THE PROBLEM: Quote every line as given.
=-=-=
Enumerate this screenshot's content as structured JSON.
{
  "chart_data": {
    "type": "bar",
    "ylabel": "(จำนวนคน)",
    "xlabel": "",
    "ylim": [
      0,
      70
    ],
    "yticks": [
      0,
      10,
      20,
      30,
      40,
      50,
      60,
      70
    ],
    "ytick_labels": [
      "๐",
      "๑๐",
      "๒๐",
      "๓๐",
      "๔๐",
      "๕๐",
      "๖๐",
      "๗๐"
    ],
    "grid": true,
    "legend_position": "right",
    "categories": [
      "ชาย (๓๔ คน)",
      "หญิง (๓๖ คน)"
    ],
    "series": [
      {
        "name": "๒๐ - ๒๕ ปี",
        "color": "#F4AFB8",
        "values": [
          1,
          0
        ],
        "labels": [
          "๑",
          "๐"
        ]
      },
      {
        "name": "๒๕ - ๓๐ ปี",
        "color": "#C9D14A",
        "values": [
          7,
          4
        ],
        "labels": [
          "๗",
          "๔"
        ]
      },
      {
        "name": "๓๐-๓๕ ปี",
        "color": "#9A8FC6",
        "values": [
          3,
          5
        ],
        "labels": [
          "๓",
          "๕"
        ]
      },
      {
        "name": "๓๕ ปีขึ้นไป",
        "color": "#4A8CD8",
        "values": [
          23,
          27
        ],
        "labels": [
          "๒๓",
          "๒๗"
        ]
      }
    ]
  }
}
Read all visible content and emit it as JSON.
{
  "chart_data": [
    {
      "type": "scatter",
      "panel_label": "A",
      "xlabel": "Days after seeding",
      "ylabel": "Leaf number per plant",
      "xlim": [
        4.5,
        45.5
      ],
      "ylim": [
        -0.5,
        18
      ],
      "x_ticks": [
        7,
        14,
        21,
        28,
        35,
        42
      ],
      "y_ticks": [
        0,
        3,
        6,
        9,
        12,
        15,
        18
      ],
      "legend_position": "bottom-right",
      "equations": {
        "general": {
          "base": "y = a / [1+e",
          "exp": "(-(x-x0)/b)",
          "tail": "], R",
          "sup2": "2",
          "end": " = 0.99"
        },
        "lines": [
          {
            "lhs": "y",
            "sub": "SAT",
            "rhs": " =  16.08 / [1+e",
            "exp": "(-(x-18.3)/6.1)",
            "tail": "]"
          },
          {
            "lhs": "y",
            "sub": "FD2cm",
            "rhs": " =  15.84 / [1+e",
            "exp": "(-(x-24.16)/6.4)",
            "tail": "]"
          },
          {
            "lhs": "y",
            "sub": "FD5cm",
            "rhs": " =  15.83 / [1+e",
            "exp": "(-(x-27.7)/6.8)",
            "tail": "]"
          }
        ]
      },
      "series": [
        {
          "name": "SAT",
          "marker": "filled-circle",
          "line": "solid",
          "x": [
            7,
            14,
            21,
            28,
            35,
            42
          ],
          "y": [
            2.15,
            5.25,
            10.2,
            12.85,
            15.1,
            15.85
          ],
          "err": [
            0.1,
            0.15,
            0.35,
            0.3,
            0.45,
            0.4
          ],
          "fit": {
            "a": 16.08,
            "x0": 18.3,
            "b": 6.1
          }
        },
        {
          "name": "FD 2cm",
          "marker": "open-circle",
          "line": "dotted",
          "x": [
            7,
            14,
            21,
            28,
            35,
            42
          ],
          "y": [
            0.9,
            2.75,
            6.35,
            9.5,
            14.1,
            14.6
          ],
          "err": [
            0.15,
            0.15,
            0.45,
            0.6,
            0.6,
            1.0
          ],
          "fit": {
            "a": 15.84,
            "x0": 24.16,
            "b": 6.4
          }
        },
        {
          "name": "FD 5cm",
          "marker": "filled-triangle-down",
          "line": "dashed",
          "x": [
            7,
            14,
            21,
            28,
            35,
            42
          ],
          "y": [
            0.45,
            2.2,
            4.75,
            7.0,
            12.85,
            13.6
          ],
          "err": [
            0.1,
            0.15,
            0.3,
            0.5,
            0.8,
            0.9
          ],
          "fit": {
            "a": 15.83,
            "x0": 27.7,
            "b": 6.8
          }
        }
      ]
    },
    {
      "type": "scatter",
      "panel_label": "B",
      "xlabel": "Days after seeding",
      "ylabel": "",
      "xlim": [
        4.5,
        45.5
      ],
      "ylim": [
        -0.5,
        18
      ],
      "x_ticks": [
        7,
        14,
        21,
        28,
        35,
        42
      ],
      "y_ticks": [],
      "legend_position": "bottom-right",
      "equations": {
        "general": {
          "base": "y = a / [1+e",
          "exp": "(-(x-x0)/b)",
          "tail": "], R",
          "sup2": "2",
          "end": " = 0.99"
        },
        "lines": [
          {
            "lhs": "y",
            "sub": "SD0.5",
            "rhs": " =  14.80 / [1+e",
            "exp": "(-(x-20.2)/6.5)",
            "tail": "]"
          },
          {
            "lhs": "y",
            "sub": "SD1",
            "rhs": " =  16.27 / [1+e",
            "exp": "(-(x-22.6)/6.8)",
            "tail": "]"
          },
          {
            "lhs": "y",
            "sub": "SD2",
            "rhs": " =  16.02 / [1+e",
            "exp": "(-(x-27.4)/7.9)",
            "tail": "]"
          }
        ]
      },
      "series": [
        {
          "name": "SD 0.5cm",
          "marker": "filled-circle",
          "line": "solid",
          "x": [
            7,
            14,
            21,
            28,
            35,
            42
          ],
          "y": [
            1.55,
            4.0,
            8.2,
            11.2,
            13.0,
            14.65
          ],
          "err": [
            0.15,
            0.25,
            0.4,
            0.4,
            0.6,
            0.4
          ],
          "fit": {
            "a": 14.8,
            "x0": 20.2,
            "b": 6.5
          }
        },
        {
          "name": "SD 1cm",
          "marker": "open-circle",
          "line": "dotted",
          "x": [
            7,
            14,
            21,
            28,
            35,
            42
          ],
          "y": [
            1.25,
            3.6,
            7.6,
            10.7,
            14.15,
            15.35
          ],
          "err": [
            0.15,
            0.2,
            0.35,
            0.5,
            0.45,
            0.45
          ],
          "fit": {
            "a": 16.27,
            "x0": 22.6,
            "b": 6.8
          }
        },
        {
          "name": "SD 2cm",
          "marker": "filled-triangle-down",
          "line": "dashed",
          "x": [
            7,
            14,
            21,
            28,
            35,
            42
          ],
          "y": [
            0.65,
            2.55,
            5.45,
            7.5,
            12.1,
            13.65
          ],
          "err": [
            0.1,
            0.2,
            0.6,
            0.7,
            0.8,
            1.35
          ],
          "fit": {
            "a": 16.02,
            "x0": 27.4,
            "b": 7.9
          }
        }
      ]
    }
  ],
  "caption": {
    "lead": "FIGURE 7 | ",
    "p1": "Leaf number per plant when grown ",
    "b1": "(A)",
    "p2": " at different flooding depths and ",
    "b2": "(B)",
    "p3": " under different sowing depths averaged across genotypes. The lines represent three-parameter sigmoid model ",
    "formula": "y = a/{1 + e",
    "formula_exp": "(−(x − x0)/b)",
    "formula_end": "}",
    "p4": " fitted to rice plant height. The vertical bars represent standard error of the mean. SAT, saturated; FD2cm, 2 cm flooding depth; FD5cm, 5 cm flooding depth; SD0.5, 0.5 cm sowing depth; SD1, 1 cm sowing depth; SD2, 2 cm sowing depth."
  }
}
=-=-=
ANSWER IN FULL:
Enumerate this screenshot's content as structured JSON.
{
  "chart_data": {
    "type": "bar",
    "ylabel": "(จำนวนคน)",
    "xlabel": "",
    "ylim": [
      0,
      70
    ],
    "yticks": [
      0,
      10,
      20,
      30,
      40,
      50,
      60,
      70
    ],
    "ytick_labels": [
      "๐",
      "๑๐",
      "๒๐",
      "๓๐",
      "๔๐",
      "๕๐",
      "๖๐",
      "๗๐"
    ],
    "grid": true,
    "legend_position": "right",
    "categories": [
      "ชาย (๓๔ คน)",
      "หญิง (๓๖ คน)"
    ],
    "series": [
      {
        "name": "๒๐ - ๒๕ ปี",
        "color": "#F4AFB8",
        "values": [
          1,
          0
        ],
        "labels": [
          "๑",
          "๐"
        ]
      },
      {
        "name": "๒๕ - ๓๐ ปี",
        "color": "#C9D14A",
        "values": [
          7,
          4
        ],
        "labels": [
          "๗",
          "๔"
        ]
      },
      {
        "name": "๓๐-๓๕ ปี",
        "color": "#9A8FC6",
        "values": [
          3,
          5
        ],
        "labels": [
          "๓",
          "๕"
        ]
      },
      {
        "name": "๓๕ ปีขึ้นไป",
        "color": "#4A8CD8",
        "values": [
          23,
          27
        ],
        "labels": [
          "๒๓",
          "๒๗"
        ]
      }
    ]
  }
}
Read all visible content and emit it as JSON.
{
  "chart_data": [
    {
      "type": "scatter",
      "panel_label": "A",
      "xlabel": "Days after seeding",
      "ylabel": "Leaf number per plant",
      "xlim": [
        4.5,
        45.5
      ],
      "ylim": [
        -0.5,
        18
      ],
      "x_ticks": [
        7,
        14,
        21,
        28,
        35,
        42
      ],
      "y_ticks": [
        0,
        3,
        6,
        9,
        12,
        15,
        18
      ],
      "legend_position": "bottom-right",
      "equations": {
        "general": {
          "base": "y = a / [1+e",
          "exp": "(-(x-x0)/b)",
          "tail": "], R",
          "sup2": "2",
          "end": " = 0.99"
        },
        "lines": [
          {
            "lhs": "y",
            "sub": "SAT",
            "rhs": " =  16.08 / [1+e",
            "exp": "(-(x-18.3)/6.1)",
            "tail": "]"
          },
          {
            "lhs": "y",
            "sub": "FD2cm",
            "rhs": " =  15.84 / [1+e",
            "exp": "(-(x-24.16)/6.4)",
            "tail": "]"
          },
          {
            "lhs": "y",
            "sub": "FD5cm",
            "rhs": " =  15.83 / [1+e",
            "exp": "(-(x-27.7)/6.8)",
            "tail": "]"
          }
        ]
      },
      "series": [
        {
          "name": "SAT",
          "marker": "filled-circle",
          "line": "solid",
          "x": [
            7,
            14,
            21,
            28,
            35,
            42
          ],
          "y": [
            2.15,
            5.25,
            10.2,
            12.85,
            15.1,
            15.85
          ],
          "err": [
            0.1,
            0.15,
            0.35,
            0.3,
            0.45,
            0.4
          ],
          "fit": {
            "a": 16.08,
            "x0": 18.3,
            "b": 6.1
          }
        },
        {
          "name": "FD 2cm",
          "marker": "open-circle",
          "line": "dotted",
          "x": [
            7,
            14,
            21,
            28,
            35,
            42
          ],
          "y": [
            0.9,
            2.75,
            6.35,
            9.5,
            14.1,
            14.6
          ],
          "err": [
            0.15,
            0.15,
            0.45,
            0.6,
            0.6,
            1.0
          ],
          "fit": {
            "a": 15.84,
            "x0": 24.16,
            "b": 6.4
          }
        },
        {
          "name": "FD 5cm",
          "marker": "filled-triangle-down",
          "line": "dashed",
          "x": [
            7,
            14,
            21,
            28,
            35,
            42
          ],
          "y": [
            0.45,
            2.2,
            4.75,
            7.0,
            12.85,
            13.6
          ],
          "err": [
            0.1,
            0.15,
            0.3,
            0.5,
            0.8,
            0.9
          ],
          "fit": {
            "a": 15.83,
            "x0": 27.7,
            "b": 6.8
          }
        }
      ]
    },
    {
      "type": "scatter",
      "panel_label": "B",
      "xlabel": "Days after seeding",
      "ylabel": "",
      "xlim": [
        4.5,
        45.5
      ],
      "ylim": [
        -0.5,
        18
      ],
      "x_ticks": [
        7,
        14,
        21,
        28,
        35,
        42
      ],
      "y_ticks": [],
      "legend_position": "bottom-right",
      "equations": {
        "general": {
          "base": "y = a / [1+e",
          "exp": "(-(x-x0)/b)",
          "tail": "], R",
          "sup2": "2",
          "end": " = 0.99"
        },
        "lines": [
          {
            "lhs": "y",
            "sub": "SD0.5",
            "rhs": " =  14.80 / [1+e",
            "exp": "(-(x-20.2)/6.5)",
            "tail": "]"
          },
          {
            "lhs": "y",
            "sub": "SD1",
            "rhs": " =  16.27 / [1+e",
            "exp": "(-(x-22.6)/6.8)",
            "tail": "]"
          },
          {
            "lhs": "y",
            "sub": "SD2",
            "rhs": " =  16.02 / [1+e",
            "exp": "(-(x-27.4)/7.9)",
            "tail": "]"
          }
        ]
      },
      "series": [
        {
          "name": "SD 0.5cm",
          "marker": "filled-circle",
          "line": "solid",
          "x": [
            7,
            14,
            21,
            28,
            35,
            42
          ],
          "y": [
            1.55,
            4.0,
            8.2,
            11.2,
            13.0,
            14.65
          ],
          "err": [
            0.15,
            0.25,
            0.4,
            0.4,
            0.6,
            0.4
          ],
          "fit": {
            "a": 14.8,
            "x0": 20.2,
            "b": 6.5
          }
        },
        {
          "name": "SD 1cm",
          "marker": "open-circle",
          "line": "dotted",
          "x": [
            7,
            14,
            21,
            28,
            35,
            42
          ],
          "y": [
            1.25,
            3.6,
            7.6,
            10.7,
            14.15,
            15.35
          ],
          "err": [
            0.15,
            0.2,
            0.35,
            0.5,
            0.45,
            0.45
          ],
          "fit": {
            "a": 16.27,
            "x0": 22.6,
            "b": 6.8
          }
        },
        {
          "name": "SD 2cm",
          "marker": "filled-triangle-down",
          "line": "dashed",
          "x": [
            7,
            14,
            21,
            28,
            35,
            42
          ],
          "y": [
            0.65,
            2.55,
            5.45,
            7.5,
            12.1,
            13.65
          ],
          "err": [
            0.1,
            0.2,
            0.6,
            0.7,
            0.8,
            1.35
          ],
          "fit": {
            "a": 16.02,
            "x0": 27.4,
            "b": 7.9
          }
        }
      ]
    }
  ],
  "caption": {
    "lead": "FIGURE 7 | ",
    "p1": "Leaf number per plant when grown ",
    "b1": "(A)",
    "p2": " at different flooding depths and ",
    "b2": "(B)",
    "p3": " under different sowing depths averaged across genotypes. The lines represent three-parameter sigmoid model ",
    "formula": "y = a/{1 + e",
    "formula_exp": "(−(x − x0)/b)",
    "formula_end": "}",
    "p4": " fitted to rice plant height. The vertical bars represent standard error of the mean. SAT, saturated; FD2cm, 2 cm flooding depth; FD5cm, 5 cm flooding depth; SD0.5, 0.5 cm sowing depth; SD1, 1 cm sowing depth; SD2, 2 cm sowing depth."
  }
}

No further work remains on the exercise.